Entra dentro de la lógica que una persona se despida de este mundo, a ser posible sin sufrimiento, con resignación, con un poco de dulzura, cuando ha cumplido la provecta edad de 89 años. Le ocurrió en el mes de agosto a esa mujer y actriz excepcional llamada Lauren Bacall. Pero era inevitable que aquello provocara en cualquier cinéfilo con canas la dolorosa sensación de que al morir esta anciana de lengua afilada, personalidad genuina e inmarchitable clase desaparecía uno de los escasos símbolos que quedaban vivos de una forma y una época de entender el cine, que el aroma de algo tan reconocible como fascinante, de un estrellato identificable y peculiar, de un universo abarrotado de talento y estilo, se había quedado muy solo con su defunción.
Y al hacer melancólica memoria sobre los grandes personajes de aquel mundo que todavía habitan la tierra, descubres que Bacall era la penúltima superviviente. Y queda el último. Con todo mi respeto y admiración hacia gente legendaria como Gene Hackman y Clint Eastwood, que son octogenarios largos, no les incluiría como representantes del viejo Hollywood. Son otra cosa. El último y glorioso dinosaurio que aún se mantiene con vida fue bautizado con el nombre de Issur Danielovitch Demsky, pero, deduciendo que no era el más apropiado cuando la vocación o los sueños se han empeñado en alcanzar el estrellato cinematográfico, cambió esa identidad inconfundiblemente judía por el nombre tan rotundo y sajón de Kirk Douglas.

(Entradas del conjunto de datos)

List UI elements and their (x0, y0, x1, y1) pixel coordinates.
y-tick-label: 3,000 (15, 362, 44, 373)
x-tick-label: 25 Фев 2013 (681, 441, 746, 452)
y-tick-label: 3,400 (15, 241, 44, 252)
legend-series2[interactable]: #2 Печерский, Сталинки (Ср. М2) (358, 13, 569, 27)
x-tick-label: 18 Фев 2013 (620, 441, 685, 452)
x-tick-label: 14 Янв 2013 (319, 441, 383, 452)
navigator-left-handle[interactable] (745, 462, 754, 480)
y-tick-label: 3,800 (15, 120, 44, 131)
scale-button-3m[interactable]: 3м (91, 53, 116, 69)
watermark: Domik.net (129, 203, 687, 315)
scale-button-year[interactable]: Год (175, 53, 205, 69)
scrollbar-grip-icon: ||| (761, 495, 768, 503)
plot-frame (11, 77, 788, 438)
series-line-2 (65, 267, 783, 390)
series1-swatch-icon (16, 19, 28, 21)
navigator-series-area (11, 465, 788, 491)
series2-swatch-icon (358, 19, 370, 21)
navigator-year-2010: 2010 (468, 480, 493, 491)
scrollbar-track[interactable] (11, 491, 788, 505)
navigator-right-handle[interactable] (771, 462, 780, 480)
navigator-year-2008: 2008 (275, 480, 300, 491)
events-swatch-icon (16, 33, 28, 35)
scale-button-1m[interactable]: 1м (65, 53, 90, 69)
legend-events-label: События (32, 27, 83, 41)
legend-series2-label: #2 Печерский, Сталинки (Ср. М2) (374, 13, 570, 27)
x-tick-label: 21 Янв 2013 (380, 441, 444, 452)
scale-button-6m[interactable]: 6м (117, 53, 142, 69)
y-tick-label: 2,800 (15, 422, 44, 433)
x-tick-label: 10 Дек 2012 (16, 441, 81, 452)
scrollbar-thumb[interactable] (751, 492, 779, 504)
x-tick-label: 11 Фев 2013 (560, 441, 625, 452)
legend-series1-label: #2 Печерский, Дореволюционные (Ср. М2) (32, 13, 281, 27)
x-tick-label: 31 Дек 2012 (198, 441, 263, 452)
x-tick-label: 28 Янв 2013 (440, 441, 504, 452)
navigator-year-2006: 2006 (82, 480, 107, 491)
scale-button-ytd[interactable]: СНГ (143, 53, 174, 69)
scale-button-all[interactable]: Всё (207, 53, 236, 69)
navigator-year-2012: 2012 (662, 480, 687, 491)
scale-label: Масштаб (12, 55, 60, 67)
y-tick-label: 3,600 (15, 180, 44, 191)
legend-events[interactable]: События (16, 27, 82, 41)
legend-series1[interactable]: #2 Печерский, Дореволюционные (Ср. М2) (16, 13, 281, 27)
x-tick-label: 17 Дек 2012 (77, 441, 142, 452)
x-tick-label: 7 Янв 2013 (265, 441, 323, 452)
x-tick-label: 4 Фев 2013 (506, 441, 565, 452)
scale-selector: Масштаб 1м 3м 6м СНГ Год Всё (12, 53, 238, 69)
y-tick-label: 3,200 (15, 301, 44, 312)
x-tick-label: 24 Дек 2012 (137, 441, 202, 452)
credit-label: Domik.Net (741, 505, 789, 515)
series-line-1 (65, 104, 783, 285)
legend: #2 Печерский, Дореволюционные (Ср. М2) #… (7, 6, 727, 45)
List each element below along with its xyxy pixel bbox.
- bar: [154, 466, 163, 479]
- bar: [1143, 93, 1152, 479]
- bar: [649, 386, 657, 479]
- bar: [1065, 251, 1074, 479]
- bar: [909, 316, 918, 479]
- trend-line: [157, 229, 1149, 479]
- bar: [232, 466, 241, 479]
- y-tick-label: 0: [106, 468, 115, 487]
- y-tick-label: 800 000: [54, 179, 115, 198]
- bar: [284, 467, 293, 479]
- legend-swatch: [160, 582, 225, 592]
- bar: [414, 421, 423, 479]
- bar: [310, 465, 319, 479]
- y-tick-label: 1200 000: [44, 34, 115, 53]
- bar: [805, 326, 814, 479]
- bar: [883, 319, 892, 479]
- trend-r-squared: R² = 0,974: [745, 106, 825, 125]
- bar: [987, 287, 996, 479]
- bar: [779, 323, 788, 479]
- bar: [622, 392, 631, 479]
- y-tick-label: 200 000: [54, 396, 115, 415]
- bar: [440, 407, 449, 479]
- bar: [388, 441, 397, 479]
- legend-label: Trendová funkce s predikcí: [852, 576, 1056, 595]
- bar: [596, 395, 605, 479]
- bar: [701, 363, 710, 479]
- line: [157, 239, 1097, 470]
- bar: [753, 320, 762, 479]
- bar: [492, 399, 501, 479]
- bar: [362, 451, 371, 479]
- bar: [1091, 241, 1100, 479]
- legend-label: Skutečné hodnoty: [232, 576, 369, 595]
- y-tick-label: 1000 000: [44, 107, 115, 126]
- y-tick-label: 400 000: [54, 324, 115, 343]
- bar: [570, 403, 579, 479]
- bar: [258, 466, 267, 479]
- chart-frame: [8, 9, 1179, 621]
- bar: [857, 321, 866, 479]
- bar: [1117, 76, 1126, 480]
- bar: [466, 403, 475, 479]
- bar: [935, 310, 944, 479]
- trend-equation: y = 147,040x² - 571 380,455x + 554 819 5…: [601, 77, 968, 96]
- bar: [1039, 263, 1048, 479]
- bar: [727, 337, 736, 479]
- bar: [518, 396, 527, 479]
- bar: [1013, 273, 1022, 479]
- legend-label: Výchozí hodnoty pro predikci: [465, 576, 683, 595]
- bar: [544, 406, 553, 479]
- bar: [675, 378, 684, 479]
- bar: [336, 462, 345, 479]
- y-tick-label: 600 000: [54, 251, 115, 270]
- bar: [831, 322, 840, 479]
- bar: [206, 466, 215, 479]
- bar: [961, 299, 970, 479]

Requisitos del ejercicio:
1. Actualiza el texto sobre el viejo Hollywood: vuelve a escribir el fragmento que comienza en las palabras "Y al hacer melancólica" y termina tras "de Kirk Douglas.", sustituyendo "dinosaurio" por "mito".
2. Sigue escribiendo el texto sobre el viejo Hollywood desde el punto en que se detiene.

Respuestas escritas:
1.
Y al hacer melancólica memoria sobre los grandes personajes de aquel mundo que todavía habitan la tierra, descubres que Bacall era la penúltima superviviente. Y queda el último. Con todo mi respeto y admiración hacia gente legendaria como Gene Hackman y Clint Eastwood, que son octogenarios largos, no les incluiría como representantes del viejo Hollywood. Son otra cosa. El último y glorioso mito que aún se mantiene con vida fue bautizado con el nombre de Issur Danielovitch Demsky, pero, deduciendo que no era el más apropiado cuando la vocación o los sueños se han empeñado en alcanzar el estrellato cinematográfico, cambió esa identidad inconfundiblemente judía por el nombre tan rotundo y sajón de Kirk Douglas.

2.
Y fue un actor especial, poderoso, cautivador, con nervio, con capacidad para que ninguno de sus espectadores se olvidara de su presencia desde la primera vez que le observaron en la pantalla. En mi caso, me ocurre con él, al igual que con Cary Grant, John Wayne, Robert Mitchum (cuentan que éste y Douglas se detestaban, Mitchum le consideraba un farsante y un enredador) y algún otro ilustre habitante de esa época dorada, que independientemente del personaje que interpretaran no solo me los creía, sino que su presencia justificaba el precio de la entrada. Douglas siempre es complejo, desprende sensación de peligro y tensión, su dureza es auténtica, pero puede emocionar sin necesidad de aspavientos o de sobreactuación al receptor, siempre hay algo épico y luminoso en él aunque interprete el reverso tenebroso de personajes complicados, con aristas, atormentados, temibles, su gama para expresar sentimientos intensos es muy amplia y lo resuelve con admirable sobriedad. Es raro imaginarlo en la piel y en el corazón de gente cotidiana (lo suyo es la fascinación permanente), pero es tan buen actor que seguramente lo hubiera hecho sin esfuerzo. A Douglas le sientan bien los géneros en los que ocurren muchas cosas, se mueve como pez en el agua en la negrura, el western, el cine histórico, la aventura, los enfrentamientos épicos, los matices, la epopeya, la violencia física y psicológica, las situaciones tensas. El rubio del hoyuelo es igual de electrizante en primer plano y en plano general, y está claro que si en la pantalla aparecen varios personajes en una secuencia, lo más probable es que el espectador no pueda apartar la vista de su rostro, sus movimientos, su gestualidad, lo que muestra, oculta y sugiere. No solo tiene arte y fuerza.